Brief:
Gather the lines that hold the string "What".

Provided records:
★ ★ ★

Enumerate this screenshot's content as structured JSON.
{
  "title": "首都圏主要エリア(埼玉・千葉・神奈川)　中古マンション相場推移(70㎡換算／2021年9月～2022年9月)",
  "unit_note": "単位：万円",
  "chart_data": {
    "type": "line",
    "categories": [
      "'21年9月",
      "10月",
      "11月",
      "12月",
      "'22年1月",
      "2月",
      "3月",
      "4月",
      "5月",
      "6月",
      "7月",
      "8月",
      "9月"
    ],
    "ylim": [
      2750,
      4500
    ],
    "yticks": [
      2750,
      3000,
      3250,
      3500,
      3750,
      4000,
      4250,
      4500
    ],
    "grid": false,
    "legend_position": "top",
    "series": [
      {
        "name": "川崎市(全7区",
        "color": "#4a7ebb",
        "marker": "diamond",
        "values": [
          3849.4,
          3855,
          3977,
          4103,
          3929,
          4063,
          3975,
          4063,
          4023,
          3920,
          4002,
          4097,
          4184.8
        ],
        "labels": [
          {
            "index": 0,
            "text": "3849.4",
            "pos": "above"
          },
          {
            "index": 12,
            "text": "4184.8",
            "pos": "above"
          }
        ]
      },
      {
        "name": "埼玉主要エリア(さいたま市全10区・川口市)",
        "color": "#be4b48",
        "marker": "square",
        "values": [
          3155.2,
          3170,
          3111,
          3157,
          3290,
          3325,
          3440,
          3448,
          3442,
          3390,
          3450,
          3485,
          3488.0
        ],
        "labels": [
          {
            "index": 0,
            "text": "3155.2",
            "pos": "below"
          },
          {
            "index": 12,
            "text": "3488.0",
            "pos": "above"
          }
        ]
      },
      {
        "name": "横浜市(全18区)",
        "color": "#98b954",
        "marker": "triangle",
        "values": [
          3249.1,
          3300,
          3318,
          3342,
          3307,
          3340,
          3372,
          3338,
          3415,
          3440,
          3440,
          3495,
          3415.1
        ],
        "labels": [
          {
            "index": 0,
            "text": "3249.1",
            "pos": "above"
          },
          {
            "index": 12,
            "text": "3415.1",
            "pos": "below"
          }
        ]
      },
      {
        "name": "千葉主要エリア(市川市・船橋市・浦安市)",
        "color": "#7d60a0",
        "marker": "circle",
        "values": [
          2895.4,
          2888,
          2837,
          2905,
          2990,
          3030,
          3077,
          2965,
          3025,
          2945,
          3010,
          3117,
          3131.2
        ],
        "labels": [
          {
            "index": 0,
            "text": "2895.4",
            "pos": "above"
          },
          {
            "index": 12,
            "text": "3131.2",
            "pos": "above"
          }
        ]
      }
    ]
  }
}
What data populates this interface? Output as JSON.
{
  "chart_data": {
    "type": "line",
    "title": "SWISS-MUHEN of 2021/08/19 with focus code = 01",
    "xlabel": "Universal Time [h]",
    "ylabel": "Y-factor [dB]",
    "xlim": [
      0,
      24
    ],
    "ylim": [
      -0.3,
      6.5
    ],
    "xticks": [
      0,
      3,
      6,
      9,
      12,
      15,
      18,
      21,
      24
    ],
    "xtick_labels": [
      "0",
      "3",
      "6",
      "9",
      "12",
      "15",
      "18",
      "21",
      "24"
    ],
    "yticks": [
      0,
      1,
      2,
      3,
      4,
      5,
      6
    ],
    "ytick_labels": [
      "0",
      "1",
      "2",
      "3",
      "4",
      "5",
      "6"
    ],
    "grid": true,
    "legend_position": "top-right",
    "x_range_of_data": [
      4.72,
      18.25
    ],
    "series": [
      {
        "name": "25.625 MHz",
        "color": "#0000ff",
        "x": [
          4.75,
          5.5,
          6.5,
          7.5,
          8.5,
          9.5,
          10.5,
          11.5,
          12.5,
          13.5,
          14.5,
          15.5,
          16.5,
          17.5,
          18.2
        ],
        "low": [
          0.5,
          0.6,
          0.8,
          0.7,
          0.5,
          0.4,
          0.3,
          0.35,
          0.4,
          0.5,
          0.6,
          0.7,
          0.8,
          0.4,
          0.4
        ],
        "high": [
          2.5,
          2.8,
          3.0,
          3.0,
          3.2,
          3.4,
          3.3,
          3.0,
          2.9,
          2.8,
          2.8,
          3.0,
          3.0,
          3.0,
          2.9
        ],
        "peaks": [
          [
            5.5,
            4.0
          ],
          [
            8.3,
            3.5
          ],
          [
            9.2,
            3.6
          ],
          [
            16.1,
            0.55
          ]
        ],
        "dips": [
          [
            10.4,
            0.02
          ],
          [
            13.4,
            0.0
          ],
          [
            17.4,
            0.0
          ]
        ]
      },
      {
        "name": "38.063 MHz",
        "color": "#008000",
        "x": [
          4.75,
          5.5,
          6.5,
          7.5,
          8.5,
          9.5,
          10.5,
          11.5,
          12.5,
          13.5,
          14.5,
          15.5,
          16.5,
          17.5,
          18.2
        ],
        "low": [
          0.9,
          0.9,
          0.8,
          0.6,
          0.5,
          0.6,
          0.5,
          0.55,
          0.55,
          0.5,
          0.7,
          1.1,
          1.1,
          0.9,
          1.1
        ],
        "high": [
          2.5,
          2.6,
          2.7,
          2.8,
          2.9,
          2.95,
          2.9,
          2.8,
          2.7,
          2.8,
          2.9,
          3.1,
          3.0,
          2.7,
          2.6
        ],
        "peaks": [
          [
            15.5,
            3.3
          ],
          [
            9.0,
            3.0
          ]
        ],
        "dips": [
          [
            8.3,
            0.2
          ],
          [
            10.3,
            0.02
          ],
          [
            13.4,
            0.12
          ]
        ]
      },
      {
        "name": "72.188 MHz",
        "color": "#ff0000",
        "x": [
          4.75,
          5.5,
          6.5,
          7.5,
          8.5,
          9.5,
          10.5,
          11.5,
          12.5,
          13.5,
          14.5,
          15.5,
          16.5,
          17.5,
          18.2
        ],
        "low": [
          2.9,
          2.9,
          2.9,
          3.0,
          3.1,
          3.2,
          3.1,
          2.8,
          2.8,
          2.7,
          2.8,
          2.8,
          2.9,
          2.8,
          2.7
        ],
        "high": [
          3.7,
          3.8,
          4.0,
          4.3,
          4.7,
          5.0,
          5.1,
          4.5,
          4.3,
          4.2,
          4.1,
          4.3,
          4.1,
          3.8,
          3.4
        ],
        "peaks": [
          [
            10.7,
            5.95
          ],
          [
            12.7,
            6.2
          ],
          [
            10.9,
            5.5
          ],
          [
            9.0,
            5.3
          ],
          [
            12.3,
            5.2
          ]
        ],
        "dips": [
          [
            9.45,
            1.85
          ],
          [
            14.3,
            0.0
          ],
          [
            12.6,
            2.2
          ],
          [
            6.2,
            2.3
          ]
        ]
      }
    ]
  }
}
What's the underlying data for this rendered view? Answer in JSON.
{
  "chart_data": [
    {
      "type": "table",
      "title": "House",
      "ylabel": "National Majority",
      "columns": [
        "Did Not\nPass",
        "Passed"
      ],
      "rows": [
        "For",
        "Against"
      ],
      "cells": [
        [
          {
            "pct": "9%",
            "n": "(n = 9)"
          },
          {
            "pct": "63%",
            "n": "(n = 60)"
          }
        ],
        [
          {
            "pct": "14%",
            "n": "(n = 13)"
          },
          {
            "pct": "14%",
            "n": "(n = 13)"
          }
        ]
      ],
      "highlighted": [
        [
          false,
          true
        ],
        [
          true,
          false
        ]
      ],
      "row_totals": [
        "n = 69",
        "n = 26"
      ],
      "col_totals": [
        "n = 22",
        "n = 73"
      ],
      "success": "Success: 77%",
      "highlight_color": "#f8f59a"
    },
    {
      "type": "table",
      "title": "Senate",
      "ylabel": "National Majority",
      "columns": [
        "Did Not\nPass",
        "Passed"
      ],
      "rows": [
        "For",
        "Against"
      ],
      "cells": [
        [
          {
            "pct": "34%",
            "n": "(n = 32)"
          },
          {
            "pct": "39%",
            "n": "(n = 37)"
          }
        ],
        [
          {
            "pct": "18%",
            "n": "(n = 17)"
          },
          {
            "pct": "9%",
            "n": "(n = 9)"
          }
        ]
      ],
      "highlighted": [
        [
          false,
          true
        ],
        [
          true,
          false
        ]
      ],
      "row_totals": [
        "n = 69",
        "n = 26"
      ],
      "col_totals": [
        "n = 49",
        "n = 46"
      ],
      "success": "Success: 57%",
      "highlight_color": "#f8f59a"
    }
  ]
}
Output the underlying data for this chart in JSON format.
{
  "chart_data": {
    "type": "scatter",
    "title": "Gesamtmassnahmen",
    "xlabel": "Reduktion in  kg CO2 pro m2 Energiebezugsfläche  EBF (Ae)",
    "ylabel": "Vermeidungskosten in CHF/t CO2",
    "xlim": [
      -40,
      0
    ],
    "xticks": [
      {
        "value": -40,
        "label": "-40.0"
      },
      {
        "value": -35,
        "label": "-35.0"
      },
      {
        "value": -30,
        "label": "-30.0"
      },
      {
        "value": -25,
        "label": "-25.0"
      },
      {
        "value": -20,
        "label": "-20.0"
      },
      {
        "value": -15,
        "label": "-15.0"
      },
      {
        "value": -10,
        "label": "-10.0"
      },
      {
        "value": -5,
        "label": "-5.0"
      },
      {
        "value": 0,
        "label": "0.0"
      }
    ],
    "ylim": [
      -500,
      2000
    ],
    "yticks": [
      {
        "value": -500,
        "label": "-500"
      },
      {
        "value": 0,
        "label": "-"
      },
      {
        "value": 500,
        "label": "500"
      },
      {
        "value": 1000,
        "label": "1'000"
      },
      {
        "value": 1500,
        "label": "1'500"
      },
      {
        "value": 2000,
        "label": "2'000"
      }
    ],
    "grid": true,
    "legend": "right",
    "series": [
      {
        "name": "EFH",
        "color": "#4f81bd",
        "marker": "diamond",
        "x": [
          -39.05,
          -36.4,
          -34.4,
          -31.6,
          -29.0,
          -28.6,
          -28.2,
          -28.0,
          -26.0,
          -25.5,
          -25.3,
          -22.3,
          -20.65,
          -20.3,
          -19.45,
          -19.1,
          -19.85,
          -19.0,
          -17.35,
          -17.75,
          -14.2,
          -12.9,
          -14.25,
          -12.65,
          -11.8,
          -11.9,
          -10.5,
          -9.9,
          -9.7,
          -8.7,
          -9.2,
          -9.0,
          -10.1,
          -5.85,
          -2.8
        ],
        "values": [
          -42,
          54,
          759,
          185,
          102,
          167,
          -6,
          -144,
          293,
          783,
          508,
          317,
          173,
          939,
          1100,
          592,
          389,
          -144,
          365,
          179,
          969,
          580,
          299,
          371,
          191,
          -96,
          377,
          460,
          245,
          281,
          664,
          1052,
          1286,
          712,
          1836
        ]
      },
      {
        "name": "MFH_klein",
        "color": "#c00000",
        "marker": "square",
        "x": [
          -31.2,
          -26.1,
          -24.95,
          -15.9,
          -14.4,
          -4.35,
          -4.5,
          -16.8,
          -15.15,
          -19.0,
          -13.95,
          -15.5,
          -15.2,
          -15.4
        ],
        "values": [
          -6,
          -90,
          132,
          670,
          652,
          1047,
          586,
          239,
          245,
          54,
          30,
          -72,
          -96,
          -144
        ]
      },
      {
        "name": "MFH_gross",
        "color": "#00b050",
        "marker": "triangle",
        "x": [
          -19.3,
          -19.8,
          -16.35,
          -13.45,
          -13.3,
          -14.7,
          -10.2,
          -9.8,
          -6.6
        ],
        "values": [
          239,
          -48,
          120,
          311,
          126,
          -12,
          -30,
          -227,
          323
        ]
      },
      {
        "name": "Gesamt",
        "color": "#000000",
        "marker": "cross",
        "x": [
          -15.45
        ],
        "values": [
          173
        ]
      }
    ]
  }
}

★ ★ ★

Task response:
What data populates this interface? Output as JSON.
What's the underlying data for this rendered view? Answer in JSON.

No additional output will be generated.